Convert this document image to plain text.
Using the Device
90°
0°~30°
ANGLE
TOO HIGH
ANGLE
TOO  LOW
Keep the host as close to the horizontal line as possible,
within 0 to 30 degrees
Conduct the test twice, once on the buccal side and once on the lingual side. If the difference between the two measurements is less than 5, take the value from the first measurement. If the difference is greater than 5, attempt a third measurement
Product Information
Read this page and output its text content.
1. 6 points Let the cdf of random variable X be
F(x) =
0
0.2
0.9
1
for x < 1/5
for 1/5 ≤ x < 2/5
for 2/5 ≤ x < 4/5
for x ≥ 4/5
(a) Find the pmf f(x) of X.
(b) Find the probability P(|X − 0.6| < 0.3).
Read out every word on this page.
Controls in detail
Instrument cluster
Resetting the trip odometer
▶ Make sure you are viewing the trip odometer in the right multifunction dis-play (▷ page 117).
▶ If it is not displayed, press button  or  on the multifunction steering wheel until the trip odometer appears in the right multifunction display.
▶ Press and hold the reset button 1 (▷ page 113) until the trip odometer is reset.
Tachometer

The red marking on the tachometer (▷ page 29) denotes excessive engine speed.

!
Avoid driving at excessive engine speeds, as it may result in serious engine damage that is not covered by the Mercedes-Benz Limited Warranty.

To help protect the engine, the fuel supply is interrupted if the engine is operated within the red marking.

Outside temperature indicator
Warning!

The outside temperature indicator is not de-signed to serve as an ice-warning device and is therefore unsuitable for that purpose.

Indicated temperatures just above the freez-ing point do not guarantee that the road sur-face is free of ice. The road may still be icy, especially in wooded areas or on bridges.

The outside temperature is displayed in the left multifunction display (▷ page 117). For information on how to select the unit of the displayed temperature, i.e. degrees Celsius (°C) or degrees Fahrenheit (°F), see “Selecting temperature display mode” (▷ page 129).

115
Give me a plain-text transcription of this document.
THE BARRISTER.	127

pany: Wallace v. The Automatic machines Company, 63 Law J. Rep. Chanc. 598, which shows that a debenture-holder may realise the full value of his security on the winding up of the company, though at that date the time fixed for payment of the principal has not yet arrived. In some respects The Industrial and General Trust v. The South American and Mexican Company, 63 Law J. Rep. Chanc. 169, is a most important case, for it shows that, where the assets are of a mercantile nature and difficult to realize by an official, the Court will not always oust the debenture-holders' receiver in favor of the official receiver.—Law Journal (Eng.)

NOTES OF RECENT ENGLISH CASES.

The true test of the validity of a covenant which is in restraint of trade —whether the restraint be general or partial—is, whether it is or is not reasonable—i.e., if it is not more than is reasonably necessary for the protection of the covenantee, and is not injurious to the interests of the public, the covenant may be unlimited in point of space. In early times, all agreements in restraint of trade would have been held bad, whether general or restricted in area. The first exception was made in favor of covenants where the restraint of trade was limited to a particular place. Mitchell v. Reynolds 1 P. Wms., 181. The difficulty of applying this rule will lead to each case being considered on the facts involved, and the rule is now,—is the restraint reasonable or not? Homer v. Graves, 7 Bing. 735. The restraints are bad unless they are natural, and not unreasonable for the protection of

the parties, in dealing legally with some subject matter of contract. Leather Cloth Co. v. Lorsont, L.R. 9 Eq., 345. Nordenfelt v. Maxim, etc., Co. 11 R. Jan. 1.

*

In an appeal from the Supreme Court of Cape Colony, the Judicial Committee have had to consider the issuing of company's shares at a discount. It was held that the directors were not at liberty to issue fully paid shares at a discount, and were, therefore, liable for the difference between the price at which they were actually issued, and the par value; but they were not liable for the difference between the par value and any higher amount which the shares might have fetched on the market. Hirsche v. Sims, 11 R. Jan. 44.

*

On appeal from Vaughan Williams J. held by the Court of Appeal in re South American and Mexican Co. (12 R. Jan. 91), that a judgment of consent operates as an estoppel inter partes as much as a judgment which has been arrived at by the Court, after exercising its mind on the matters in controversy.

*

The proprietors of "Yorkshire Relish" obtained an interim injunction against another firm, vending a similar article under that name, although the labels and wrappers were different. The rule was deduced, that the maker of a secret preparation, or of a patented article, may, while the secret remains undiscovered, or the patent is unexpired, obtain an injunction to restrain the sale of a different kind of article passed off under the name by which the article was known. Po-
# # # # # # #
[Exercise description]
Transcribe the material exactly as it reads.

[The result]
Convert this document image to plain text.
Using the Device
90°
0°~30°
ANGLE
TOO HIGH
ANGLE
TOO  LOW
Keep the host as close to the horizontal line as possible,
within 0 to 30 degrees
Conduct the test twice, once on the buccal side and once on the lingual side. If the difference between the two measurements is less than 5, take the value from the first measurement. If the difference is greater than 5, attempt a third measurement
Product Information
Read this page and output its text content.
1. 6 points Let the cdf of random variable X be
F(x) =
0
0.2
0.9
1
for x < 1/5
for 1/5 ≤ x < 2/5
for 2/5 ≤ x < 4/5
for x ≥ 4/5
(a) Find the pmf f(x) of X.
(b) Find the probability P(|X − 0.6| < 0.3).
Read out every word on this page.
Controls in detail
Instrument cluster
Resetting the trip odometer
▶ Make sure you are viewing the trip odometer in the right multifunction dis-play (▷ page 117).
▶ If it is not displayed, press button  or  on the multifunction steering wheel until the trip odometer appears in the right multifunction display.
▶ Press and hold the reset button 1 (▷ page 113) until the trip odometer is reset.
Tachometer

The red marking on the tachometer (▷ page 29) denotes excessive engine speed.

!
Avoid driving at excessive engine speeds, as it may result in serious engine damage that is not covered by the Mercedes-Benz Limited Warranty.

To help protect the engine, the fuel supply is interrupted if the engine is operated within the red marking.

Outside temperature indicator
Warning!

The outside temperature indicator is not de-signed to serve as an ice-warning device and is therefore unsuitable for that purpose.

Indicated temperatures just above the freez-ing point do not guarantee that the road sur-face is free of ice. The road may still be icy, especially in wooded areas or on bridges.

The outside temperature is displayed in the left multifunction display (▷ page 117). For information on how to select the unit of the displayed temperature, i.e. degrees Celsius (°C) or degrees Fahrenheit (°F), see “Selecting temperature display mode” (▷ page 129).

115
Give me a plain-text transcription of this document.
THE BARRISTER.	127

pany: Wallace v. The Automatic machines Company, 63 Law J. Rep. Chanc. 598, which shows that a debenture-holder may realise the full value of his security on the winding up of the company, though at that date the time fixed for payment of the principal has not yet arrived. In some respects The Industrial and General Trust v. The South American and Mexican Company, 63 Law J. Rep. Chanc. 169, is a most important case, for it shows that, where the assets are of a mercantile nature and difficult to realize by an official, the Court will not always oust the debenture-holders' receiver in favor of the official receiver.—Law Journal (Eng.)

NOTES OF RECENT ENGLISH CASES.

The true test of the validity of a covenant which is in restraint of trade —whether the restraint be general or partial—is, whether it is or is not reasonable—i.e., if it is not more than is reasonably necessary for the protection of the covenantee, and is not injurious to the interests of the public, the covenant may be unlimited in point of space. In early times, all agreements in restraint of trade would have been held bad, whether general or restricted in area. The first exception was made in favor of covenants where the restraint of trade was limited to a particular place. Mitchell v. Reynolds 1 P. Wms., 181. The difficulty of applying this rule will lead to each case being considered on the facts involved, and the rule is now,—is the restraint reasonable or not? Homer v. Graves, 7 Bing. 735. The restraints are bad unless they are natural, and not unreasonable for the protection of

the parties, in dealing legally with some subject matter of contract. Leather Cloth Co. v. Lorsont, L.R. 9 Eq., 345. Nordenfelt v. Maxim, etc., Co. 11 R. Jan. 1.

*

In an appeal from the Supreme Court of Cape Colony, the Judicial Committee have had to consider the issuing of company's shares at a discount. It was held that the directors were not at liberty to issue fully paid shares at a discount, and were, therefore, liable for the difference between the price at which they were actually issued, and the par value; but they were not liable for the difference between the par value and any higher amount which the shares might have fetched on the market. Hirsche v. Sims, 11 R. Jan. 44.

*

On appeal from Vaughan Williams J. held by the Court of Appeal in re South American and Mexican Co. (12 R. Jan. 91), that a judgment of consent operates as an estoppel inter partes as much as a judgment which has been arrived at by the Court, after exercising its mind on the matters in controversy.

*

The proprietors of "Yorkshire Relish" obtained an interim injunction against another firm, vending a similar article under that name, although the labels and wrappers were different. The rule was deduced, that the maker of a secret preparation, or of a patented article, may, while the secret remains undiscovered, or the patent is unexpired, obtain an injunction to restrain the sale of a different kind of article passed off under the name by which the article was known. Po-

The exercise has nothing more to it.